DATA SHOWN
━━━━
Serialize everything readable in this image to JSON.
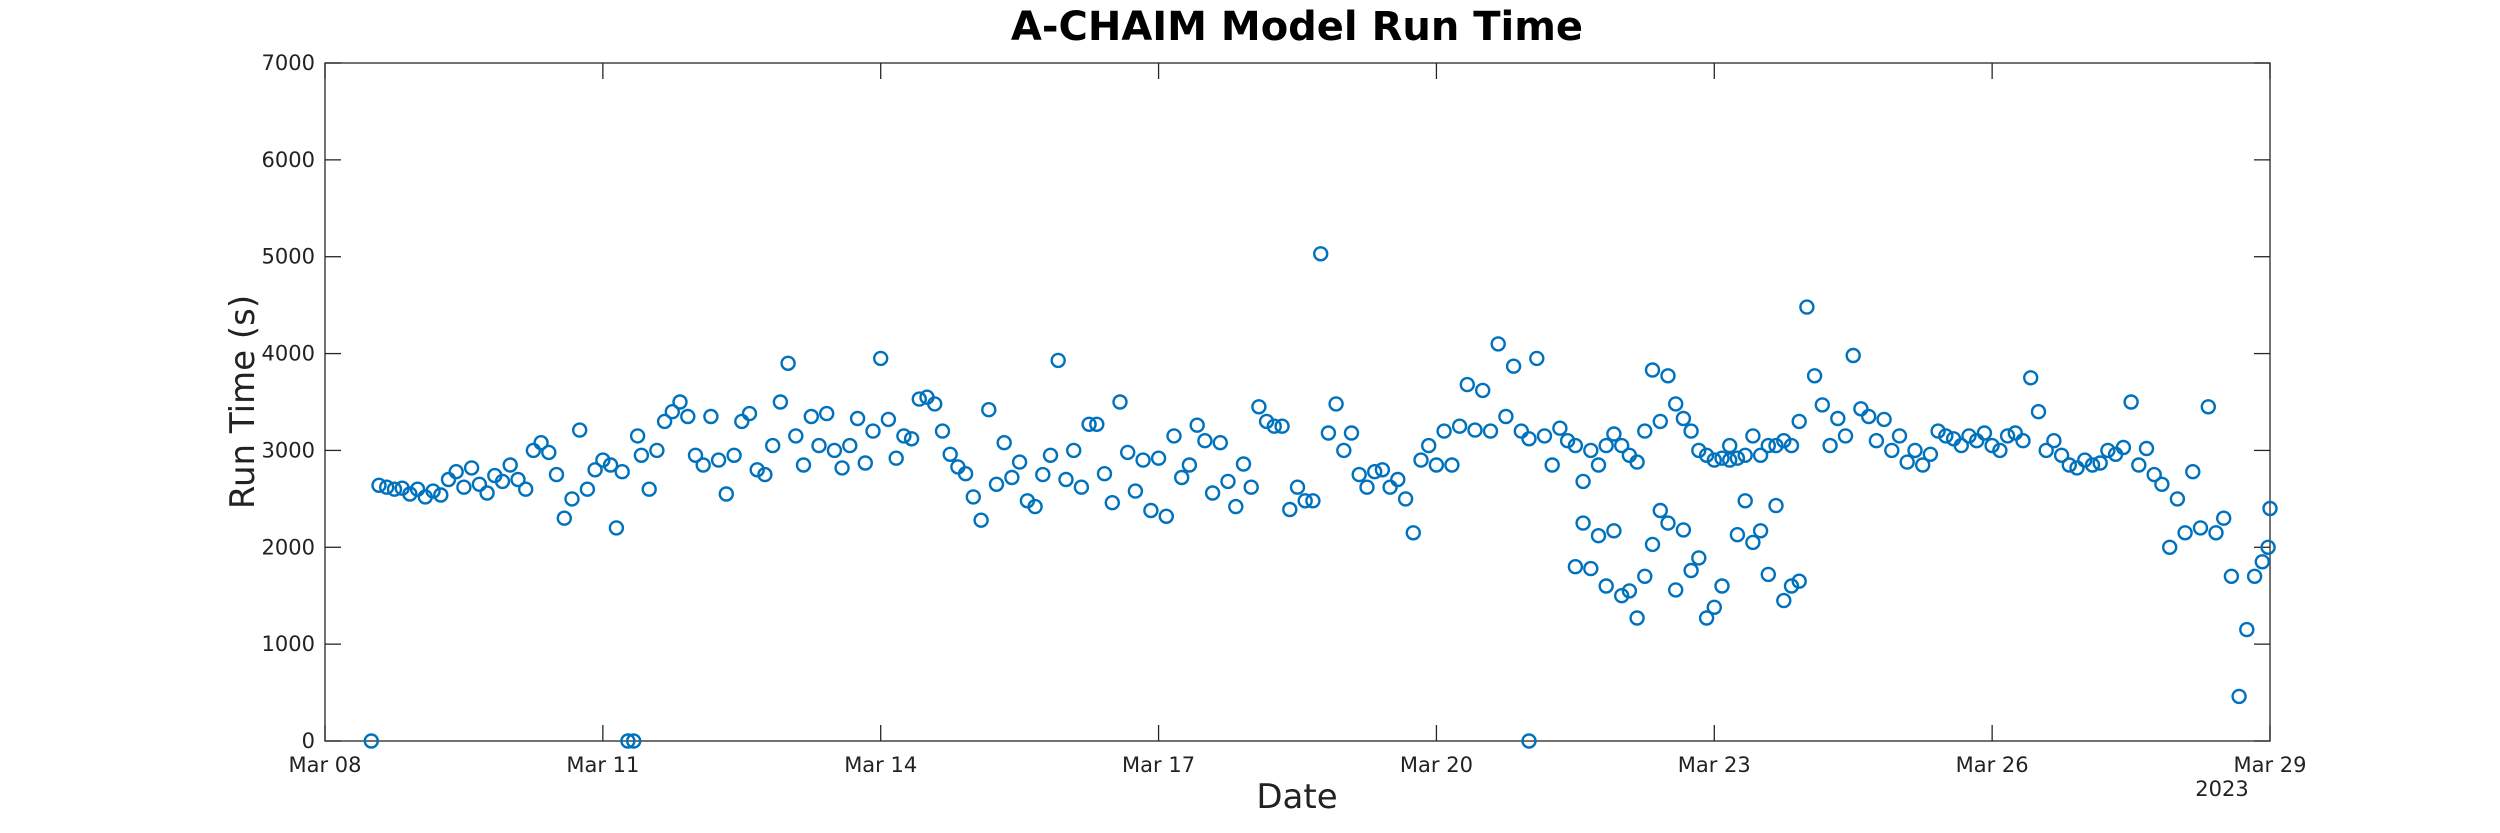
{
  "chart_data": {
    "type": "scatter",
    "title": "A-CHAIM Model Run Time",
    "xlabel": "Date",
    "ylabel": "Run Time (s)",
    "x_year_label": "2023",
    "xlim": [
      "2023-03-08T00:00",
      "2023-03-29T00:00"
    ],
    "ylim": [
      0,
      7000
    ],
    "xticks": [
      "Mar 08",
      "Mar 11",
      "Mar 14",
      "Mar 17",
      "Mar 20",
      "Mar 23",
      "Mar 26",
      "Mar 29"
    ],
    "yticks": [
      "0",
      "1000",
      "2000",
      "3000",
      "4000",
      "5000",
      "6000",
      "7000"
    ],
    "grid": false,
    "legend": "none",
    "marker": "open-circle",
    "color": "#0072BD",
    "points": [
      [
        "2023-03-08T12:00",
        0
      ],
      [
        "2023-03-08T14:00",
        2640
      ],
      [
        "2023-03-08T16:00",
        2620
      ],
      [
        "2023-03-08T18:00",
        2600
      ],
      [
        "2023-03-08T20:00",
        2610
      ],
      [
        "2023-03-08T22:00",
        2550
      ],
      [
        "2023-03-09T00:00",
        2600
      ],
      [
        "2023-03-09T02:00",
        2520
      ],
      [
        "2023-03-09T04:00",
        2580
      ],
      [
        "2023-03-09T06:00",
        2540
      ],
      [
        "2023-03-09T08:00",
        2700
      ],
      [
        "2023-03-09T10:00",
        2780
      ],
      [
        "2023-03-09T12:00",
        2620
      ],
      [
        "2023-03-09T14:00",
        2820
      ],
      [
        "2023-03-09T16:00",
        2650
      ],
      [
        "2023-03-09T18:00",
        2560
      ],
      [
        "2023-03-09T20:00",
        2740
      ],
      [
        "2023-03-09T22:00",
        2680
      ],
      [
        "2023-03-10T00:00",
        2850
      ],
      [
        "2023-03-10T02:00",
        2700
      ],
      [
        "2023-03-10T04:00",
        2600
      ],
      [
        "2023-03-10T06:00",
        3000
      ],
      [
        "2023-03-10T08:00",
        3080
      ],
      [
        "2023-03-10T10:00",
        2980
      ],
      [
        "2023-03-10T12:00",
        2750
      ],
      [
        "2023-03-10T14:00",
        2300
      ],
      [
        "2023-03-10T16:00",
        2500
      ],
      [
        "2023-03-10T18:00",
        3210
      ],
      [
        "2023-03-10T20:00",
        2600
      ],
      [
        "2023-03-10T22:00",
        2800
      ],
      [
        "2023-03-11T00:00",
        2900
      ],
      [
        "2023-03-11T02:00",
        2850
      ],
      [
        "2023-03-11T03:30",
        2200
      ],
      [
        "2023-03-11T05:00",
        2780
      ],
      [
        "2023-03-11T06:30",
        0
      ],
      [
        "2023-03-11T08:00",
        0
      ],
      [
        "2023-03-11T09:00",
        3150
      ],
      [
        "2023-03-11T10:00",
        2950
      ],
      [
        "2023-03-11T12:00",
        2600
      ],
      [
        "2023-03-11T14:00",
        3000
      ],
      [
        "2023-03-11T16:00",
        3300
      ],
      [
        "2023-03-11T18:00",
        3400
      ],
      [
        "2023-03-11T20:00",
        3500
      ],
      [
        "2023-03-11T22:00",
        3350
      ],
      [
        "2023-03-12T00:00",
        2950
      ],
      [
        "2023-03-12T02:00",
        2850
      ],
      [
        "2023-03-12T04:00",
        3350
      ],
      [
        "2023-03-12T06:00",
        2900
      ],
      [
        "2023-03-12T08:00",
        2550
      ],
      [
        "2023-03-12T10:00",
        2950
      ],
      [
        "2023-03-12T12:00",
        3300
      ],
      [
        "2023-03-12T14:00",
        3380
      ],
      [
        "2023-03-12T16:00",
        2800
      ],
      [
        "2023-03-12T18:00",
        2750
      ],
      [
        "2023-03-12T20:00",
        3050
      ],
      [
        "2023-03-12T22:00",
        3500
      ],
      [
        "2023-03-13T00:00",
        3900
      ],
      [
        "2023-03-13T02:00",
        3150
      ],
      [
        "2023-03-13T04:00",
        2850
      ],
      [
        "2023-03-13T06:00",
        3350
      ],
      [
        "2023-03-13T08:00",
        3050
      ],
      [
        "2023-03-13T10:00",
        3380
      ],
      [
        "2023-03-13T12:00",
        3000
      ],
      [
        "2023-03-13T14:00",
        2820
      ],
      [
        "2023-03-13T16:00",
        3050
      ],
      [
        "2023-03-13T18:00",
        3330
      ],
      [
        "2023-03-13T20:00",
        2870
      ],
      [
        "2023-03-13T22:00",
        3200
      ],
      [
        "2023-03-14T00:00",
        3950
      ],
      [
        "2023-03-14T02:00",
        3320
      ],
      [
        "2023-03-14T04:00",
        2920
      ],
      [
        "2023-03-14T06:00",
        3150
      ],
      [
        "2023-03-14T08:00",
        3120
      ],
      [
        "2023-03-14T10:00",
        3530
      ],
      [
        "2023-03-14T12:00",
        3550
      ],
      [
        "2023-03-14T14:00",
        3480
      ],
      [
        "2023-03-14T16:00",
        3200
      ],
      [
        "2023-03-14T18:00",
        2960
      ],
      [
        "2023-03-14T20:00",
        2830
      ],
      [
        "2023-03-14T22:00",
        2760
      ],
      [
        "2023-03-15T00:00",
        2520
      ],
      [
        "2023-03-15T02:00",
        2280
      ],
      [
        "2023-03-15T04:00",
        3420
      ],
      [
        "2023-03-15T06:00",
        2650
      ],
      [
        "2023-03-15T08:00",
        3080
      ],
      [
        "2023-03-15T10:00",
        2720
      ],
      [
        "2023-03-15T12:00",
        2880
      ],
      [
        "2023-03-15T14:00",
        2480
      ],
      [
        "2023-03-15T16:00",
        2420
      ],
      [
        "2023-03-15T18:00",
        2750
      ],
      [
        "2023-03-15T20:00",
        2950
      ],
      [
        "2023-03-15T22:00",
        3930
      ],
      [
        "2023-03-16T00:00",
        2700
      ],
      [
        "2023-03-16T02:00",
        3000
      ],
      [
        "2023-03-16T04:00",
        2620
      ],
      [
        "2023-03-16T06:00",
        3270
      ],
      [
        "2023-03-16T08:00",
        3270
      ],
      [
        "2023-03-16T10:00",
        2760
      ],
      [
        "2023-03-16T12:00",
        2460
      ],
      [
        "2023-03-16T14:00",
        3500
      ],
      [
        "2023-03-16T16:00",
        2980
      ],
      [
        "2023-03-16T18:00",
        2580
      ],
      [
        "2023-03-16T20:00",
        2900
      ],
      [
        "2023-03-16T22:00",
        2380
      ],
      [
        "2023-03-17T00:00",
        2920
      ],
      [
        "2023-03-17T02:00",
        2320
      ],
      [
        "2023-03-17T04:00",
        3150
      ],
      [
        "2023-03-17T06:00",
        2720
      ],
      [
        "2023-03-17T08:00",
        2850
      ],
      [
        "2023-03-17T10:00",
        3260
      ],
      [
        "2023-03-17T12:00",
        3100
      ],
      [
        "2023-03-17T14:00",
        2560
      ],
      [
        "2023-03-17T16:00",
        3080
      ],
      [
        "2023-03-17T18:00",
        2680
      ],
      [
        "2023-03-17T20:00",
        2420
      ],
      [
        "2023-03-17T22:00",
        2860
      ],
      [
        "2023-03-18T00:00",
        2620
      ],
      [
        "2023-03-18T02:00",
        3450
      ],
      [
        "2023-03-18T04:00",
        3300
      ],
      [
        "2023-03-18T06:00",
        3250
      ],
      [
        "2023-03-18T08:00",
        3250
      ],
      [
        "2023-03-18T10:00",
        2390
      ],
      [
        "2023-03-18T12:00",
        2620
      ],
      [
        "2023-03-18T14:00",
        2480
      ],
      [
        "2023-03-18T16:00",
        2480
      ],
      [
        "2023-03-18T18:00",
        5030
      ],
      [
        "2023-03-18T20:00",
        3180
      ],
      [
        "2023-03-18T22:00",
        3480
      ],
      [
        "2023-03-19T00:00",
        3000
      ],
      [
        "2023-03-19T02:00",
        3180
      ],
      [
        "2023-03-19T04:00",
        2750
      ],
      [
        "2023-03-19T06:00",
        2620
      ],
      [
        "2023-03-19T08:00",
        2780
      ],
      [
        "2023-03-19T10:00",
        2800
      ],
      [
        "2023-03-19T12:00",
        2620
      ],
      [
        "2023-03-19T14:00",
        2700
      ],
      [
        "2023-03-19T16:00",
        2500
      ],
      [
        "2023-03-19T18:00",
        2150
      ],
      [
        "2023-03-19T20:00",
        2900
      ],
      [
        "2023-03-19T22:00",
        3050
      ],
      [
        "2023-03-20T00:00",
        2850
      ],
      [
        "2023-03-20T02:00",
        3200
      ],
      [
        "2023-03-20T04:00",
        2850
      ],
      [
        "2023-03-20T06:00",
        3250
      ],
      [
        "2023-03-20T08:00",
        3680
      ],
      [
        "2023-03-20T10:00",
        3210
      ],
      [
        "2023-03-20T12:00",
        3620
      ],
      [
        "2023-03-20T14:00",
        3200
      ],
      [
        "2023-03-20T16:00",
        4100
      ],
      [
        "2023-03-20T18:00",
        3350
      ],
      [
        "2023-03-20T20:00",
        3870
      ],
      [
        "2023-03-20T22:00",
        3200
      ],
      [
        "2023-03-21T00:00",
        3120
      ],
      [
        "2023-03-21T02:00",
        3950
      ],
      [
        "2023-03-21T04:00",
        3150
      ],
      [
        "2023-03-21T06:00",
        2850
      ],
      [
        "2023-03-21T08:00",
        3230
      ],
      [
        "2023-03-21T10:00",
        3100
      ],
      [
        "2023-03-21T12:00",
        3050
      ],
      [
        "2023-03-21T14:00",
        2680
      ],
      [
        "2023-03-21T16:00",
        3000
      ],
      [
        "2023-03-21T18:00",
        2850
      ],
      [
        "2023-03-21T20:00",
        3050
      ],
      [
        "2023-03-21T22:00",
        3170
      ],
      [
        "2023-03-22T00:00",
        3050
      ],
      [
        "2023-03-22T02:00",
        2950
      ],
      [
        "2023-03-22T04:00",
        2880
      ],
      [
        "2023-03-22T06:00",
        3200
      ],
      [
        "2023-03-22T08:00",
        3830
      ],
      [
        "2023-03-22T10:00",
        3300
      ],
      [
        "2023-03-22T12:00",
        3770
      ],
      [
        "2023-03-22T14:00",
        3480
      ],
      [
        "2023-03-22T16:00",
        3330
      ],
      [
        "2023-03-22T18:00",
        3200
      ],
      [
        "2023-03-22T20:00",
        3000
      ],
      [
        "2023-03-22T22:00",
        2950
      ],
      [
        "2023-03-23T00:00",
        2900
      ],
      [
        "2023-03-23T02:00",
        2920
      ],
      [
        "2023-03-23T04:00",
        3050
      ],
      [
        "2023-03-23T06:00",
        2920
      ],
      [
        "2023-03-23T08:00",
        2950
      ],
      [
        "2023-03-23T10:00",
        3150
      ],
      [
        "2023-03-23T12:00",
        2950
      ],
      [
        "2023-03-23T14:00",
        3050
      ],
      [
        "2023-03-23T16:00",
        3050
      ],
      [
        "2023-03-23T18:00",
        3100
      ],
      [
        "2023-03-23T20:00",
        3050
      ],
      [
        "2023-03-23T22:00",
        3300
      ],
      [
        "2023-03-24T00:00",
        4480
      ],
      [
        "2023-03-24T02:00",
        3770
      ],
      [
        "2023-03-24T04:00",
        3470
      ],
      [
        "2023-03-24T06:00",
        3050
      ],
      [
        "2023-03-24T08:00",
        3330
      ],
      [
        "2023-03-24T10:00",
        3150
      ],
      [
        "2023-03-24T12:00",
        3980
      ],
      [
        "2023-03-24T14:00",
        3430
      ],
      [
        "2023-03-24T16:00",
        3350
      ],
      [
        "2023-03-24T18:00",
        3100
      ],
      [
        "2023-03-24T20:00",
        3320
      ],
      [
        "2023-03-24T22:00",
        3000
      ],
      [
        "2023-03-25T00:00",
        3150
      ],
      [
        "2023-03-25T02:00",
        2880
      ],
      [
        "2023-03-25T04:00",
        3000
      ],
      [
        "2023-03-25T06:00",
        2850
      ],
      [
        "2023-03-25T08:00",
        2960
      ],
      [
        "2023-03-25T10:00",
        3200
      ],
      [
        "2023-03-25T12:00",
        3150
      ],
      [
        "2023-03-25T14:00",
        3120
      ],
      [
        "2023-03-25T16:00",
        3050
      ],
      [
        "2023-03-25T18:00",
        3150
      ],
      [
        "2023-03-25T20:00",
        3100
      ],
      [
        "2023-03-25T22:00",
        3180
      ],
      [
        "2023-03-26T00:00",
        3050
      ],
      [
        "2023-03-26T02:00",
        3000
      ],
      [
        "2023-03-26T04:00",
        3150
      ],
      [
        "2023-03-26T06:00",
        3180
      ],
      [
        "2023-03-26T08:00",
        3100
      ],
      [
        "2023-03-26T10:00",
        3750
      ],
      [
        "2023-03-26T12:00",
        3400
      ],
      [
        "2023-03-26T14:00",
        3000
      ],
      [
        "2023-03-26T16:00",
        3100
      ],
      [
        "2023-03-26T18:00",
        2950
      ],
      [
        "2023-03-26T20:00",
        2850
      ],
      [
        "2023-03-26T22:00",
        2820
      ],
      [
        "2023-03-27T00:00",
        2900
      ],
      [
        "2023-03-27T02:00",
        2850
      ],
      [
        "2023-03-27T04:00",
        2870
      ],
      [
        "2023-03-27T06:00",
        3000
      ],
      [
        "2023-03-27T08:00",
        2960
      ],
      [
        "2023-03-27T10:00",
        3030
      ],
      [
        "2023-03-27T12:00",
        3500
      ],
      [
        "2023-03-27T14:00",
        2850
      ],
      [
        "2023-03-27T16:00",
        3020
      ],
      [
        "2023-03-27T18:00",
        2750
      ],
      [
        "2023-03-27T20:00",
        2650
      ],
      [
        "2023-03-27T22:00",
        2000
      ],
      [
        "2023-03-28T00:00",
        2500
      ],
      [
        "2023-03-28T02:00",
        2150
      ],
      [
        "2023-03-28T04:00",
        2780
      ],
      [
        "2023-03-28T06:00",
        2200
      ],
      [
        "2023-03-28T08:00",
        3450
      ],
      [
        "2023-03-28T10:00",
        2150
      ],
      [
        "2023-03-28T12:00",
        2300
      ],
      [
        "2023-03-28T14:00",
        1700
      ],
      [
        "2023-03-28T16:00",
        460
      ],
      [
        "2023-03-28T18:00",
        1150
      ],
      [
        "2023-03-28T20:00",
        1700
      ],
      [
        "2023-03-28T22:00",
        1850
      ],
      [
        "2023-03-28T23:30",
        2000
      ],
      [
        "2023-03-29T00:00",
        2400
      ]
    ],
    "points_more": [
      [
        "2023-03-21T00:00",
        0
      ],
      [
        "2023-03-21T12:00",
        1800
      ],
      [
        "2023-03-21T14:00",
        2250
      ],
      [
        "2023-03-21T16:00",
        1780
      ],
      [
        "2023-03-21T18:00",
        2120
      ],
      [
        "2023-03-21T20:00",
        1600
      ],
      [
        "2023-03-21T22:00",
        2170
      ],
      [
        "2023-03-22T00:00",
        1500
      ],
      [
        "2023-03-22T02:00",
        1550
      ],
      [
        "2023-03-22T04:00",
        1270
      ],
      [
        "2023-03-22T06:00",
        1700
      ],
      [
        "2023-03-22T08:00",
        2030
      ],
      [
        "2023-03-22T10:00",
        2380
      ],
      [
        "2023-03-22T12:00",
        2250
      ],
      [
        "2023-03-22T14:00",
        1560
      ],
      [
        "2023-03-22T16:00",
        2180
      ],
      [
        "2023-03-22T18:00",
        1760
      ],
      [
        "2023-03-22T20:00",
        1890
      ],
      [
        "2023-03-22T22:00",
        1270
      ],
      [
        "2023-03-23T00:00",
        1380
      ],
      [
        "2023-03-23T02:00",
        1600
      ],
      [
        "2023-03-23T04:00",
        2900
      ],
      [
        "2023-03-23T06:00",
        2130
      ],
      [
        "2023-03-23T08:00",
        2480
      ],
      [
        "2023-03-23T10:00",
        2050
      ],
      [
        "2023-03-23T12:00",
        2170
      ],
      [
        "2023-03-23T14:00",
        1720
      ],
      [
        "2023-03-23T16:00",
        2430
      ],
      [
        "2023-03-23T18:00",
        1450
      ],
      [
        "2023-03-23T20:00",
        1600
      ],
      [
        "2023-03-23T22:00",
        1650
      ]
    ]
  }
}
━━━━
EXERCISE OBJECTIVE
Pick out and copy every line that contains the word "Time".

EXERCISE ANSWER
    "title": "A-CHAIM Model Run Time",
    "ylabel": "Run Time (s)",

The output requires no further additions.